**Task prompt**:
In the records below, find the lines that include the string "which" and report how many there are, nothing else.

**Data for this task**:
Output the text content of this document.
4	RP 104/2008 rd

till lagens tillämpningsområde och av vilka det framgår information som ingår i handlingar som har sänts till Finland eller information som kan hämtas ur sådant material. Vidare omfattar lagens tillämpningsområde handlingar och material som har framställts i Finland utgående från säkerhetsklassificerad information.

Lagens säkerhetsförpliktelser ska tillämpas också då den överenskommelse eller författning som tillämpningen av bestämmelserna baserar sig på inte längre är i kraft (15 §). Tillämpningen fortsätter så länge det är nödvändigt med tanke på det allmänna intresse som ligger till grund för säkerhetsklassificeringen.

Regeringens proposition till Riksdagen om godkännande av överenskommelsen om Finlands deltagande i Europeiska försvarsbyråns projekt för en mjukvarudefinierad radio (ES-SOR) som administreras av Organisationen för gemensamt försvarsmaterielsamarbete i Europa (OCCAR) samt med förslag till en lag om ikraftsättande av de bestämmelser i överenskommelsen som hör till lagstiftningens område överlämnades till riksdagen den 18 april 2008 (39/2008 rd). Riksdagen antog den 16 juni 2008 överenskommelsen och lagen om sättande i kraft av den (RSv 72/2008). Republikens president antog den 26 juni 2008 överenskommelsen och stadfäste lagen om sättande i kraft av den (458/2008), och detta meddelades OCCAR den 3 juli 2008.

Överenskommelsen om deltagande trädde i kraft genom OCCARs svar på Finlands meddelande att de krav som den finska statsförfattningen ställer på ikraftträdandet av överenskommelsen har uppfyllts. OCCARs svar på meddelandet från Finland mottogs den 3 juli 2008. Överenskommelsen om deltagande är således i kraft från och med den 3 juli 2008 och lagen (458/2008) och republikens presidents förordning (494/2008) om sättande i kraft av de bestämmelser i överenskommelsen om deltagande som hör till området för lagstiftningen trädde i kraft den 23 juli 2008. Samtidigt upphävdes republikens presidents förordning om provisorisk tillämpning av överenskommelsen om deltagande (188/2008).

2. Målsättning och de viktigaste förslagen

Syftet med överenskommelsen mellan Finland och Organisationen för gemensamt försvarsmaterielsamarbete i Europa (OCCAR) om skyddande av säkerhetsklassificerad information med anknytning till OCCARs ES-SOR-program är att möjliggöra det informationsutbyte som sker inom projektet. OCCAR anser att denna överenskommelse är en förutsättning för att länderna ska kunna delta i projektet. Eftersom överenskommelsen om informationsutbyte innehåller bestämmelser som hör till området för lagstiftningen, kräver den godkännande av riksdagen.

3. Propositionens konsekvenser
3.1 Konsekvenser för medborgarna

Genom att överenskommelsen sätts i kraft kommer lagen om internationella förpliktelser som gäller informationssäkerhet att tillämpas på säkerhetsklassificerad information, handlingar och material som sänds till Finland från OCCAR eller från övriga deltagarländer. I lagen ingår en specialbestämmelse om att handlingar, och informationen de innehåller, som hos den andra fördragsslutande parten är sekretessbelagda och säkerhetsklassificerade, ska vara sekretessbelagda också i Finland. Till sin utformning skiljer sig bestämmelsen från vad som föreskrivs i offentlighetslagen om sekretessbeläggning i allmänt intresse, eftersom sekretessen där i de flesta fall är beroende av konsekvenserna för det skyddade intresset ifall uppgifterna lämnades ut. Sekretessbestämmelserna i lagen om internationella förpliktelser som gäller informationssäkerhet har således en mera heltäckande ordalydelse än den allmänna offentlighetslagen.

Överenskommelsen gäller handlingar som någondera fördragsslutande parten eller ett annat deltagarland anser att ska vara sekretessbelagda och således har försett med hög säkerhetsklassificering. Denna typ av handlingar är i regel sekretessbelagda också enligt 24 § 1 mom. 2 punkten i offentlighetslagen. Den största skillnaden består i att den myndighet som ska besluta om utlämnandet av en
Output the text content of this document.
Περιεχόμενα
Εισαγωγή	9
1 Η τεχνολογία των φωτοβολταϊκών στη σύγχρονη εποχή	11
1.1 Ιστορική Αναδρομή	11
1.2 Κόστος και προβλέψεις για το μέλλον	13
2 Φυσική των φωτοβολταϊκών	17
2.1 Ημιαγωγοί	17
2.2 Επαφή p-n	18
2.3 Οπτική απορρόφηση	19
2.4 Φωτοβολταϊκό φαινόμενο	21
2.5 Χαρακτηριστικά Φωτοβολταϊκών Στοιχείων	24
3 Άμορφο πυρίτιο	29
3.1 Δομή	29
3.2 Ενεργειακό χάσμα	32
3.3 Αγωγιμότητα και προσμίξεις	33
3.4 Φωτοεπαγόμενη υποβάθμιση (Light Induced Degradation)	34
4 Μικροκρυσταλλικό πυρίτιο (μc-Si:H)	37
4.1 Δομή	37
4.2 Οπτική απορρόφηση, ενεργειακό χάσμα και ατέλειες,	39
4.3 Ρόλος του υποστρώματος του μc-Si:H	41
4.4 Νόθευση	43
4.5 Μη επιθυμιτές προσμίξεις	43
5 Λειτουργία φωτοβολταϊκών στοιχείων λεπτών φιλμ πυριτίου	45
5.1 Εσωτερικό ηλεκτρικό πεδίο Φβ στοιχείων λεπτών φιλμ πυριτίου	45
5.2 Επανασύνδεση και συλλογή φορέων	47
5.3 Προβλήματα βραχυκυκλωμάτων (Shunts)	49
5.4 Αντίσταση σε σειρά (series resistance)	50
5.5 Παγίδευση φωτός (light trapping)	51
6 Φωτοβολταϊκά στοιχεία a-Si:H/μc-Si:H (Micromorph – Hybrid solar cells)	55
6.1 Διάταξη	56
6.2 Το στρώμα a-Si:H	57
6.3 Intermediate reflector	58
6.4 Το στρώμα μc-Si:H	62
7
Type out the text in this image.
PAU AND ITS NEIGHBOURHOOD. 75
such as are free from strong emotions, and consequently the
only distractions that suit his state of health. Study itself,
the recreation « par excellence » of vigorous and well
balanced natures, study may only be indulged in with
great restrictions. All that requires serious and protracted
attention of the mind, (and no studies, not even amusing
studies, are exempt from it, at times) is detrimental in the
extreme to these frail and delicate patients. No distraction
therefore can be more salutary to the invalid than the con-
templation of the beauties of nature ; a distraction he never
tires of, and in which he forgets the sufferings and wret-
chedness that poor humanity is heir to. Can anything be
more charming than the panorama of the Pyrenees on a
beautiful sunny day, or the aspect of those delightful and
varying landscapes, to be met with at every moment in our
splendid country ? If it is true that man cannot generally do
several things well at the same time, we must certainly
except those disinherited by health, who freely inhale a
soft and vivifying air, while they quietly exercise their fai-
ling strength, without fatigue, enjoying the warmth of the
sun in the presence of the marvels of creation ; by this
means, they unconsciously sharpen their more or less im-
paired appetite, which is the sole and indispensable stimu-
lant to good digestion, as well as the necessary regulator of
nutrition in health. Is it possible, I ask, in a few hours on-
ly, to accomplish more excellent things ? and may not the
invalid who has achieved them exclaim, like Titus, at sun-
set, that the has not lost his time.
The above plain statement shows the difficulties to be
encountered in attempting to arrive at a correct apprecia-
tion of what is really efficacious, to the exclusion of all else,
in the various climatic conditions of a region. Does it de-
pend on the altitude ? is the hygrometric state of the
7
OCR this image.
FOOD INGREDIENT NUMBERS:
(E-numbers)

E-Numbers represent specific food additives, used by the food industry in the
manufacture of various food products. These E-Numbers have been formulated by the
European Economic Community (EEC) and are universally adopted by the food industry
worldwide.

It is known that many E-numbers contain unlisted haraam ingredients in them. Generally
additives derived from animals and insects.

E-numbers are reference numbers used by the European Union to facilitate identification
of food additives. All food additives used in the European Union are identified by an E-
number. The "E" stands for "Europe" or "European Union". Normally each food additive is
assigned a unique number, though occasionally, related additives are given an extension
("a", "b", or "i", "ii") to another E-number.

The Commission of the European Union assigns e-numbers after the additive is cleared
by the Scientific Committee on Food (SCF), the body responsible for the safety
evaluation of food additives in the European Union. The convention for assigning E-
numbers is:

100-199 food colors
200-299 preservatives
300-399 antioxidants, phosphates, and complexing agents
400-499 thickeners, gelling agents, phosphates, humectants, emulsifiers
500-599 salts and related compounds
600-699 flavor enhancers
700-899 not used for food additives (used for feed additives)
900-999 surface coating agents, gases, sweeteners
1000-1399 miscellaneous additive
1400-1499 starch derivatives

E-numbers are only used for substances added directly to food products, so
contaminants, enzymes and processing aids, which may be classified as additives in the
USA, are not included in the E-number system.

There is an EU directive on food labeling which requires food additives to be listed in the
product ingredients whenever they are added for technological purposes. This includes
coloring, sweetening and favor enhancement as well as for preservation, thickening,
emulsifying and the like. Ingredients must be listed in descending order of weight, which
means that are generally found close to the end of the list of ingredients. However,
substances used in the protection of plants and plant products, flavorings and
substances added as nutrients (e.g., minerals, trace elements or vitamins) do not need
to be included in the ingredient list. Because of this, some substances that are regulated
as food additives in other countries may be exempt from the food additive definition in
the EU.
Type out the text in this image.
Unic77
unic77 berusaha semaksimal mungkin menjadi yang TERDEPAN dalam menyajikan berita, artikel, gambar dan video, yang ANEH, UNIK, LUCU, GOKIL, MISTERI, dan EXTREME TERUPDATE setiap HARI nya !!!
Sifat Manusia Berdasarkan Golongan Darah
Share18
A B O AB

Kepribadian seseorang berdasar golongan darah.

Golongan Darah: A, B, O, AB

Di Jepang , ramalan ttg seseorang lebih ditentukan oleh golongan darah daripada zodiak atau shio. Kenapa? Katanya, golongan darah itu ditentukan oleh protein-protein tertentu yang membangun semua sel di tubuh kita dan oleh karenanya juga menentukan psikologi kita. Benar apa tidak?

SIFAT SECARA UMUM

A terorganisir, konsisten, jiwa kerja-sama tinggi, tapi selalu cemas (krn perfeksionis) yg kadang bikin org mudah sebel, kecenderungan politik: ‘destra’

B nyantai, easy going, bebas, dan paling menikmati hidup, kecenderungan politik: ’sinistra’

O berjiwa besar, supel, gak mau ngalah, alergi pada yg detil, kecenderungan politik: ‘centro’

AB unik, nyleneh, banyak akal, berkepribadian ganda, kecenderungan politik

**Solution to this problem**:
5